Search the entries for the word "true" and pull out each line that has it.
* Begin Data provided *
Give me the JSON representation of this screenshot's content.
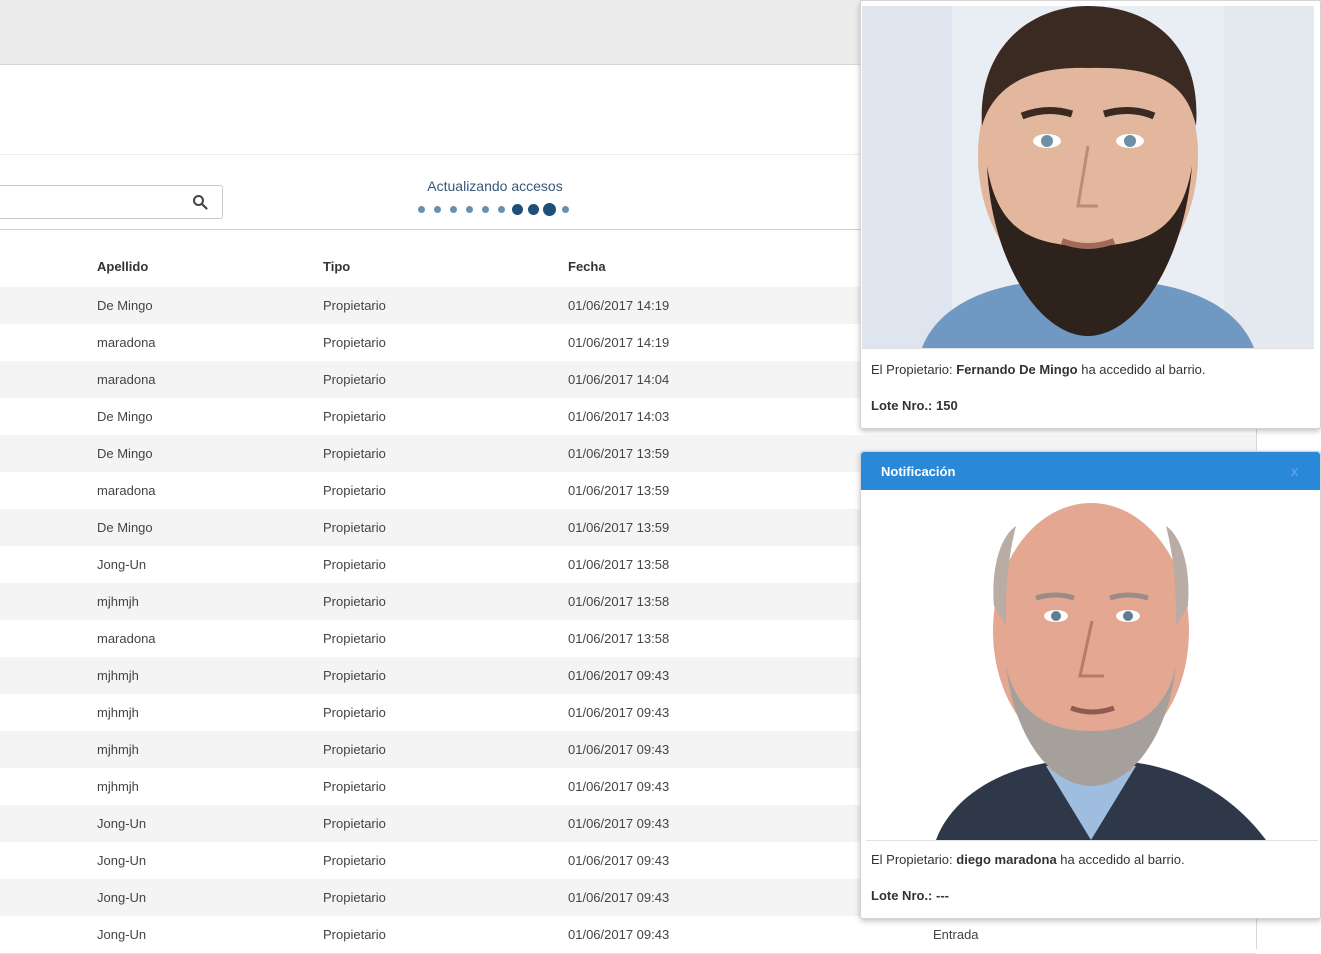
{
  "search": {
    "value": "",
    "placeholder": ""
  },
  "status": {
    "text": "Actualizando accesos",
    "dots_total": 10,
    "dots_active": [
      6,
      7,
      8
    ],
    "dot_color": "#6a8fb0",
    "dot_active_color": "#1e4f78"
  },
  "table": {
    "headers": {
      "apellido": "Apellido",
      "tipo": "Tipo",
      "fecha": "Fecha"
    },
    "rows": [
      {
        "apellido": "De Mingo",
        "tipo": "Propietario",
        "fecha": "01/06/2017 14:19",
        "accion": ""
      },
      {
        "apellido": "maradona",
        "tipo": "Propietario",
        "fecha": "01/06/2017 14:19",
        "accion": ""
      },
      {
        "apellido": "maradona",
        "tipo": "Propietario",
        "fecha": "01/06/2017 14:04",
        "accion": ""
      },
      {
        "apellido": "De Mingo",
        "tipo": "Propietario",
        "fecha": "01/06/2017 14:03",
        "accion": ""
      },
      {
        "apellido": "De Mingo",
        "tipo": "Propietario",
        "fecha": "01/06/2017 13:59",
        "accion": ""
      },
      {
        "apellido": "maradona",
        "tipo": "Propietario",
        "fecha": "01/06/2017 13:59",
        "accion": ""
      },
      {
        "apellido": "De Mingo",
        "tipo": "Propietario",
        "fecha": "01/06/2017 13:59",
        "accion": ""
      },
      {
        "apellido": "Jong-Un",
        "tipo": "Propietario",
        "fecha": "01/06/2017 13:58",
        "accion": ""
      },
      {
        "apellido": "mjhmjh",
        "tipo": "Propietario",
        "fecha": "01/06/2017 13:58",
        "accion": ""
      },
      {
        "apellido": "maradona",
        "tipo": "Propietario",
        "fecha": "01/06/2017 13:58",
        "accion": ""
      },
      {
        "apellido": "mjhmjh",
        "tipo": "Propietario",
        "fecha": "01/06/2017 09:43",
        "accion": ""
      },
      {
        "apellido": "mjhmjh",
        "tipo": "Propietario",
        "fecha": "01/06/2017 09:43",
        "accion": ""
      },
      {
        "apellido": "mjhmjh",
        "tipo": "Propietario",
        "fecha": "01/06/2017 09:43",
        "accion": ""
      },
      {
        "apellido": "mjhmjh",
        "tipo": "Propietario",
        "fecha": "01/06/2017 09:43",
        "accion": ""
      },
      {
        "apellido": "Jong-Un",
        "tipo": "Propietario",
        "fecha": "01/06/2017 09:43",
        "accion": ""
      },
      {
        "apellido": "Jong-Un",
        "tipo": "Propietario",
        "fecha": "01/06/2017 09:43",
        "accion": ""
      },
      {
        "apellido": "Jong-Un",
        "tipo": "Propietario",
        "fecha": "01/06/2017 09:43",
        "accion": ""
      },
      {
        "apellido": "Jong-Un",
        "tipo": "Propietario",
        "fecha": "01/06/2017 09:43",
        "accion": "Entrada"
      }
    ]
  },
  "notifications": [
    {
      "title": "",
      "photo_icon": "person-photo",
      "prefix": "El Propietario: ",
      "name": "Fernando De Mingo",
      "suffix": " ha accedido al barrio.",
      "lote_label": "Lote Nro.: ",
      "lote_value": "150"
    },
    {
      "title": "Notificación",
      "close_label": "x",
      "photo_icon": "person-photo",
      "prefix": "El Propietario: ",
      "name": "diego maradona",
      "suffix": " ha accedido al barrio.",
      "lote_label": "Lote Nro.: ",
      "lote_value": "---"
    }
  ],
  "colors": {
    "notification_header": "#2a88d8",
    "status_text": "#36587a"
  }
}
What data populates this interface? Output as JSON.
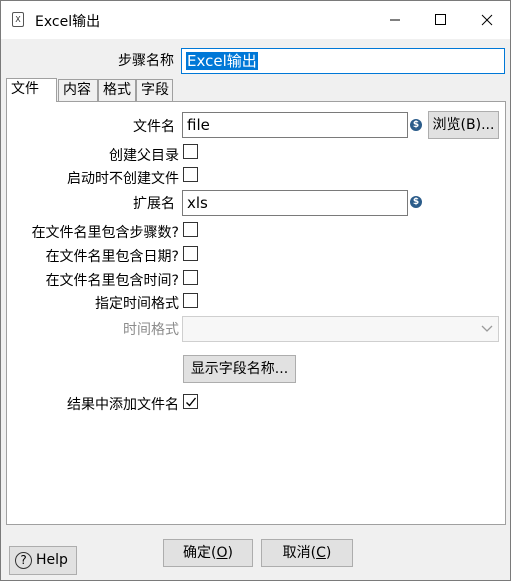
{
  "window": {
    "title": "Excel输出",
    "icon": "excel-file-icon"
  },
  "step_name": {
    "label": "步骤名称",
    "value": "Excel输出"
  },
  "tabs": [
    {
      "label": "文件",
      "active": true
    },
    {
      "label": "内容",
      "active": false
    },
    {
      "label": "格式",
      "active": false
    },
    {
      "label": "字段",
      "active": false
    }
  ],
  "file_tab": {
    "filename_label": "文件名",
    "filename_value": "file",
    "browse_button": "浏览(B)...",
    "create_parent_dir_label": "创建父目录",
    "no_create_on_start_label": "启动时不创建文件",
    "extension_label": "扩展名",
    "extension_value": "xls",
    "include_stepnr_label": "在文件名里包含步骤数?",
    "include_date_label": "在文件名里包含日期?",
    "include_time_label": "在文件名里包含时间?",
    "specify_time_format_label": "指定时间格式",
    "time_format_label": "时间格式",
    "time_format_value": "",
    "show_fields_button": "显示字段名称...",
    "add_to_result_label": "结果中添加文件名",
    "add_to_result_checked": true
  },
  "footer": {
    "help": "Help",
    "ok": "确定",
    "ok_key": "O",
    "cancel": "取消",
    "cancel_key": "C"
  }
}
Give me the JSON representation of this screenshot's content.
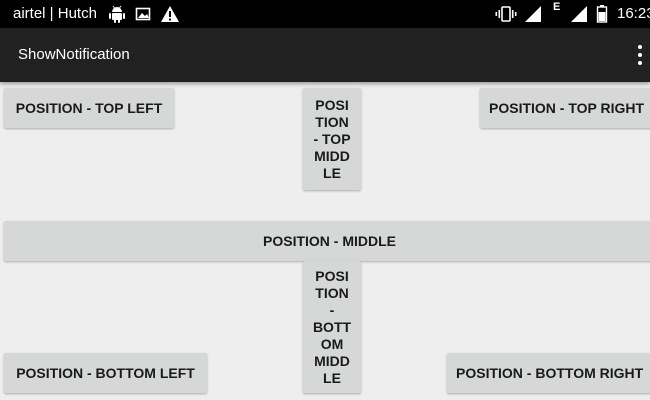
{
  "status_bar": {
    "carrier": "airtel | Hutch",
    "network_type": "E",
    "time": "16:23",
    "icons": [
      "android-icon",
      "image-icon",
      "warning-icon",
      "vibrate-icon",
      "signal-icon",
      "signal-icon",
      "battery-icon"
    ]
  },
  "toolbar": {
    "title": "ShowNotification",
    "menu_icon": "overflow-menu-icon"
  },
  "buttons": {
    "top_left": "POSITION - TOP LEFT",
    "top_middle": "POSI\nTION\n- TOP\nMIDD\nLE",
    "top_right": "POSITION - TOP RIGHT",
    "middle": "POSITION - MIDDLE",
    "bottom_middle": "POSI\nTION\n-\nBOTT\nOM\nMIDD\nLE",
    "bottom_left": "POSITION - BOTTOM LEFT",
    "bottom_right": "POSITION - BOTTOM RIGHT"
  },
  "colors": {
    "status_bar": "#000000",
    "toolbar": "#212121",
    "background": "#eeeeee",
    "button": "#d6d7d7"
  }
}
* End Data provided *
▶ **Response below**
      "active": true
    "add_to_result_checked": true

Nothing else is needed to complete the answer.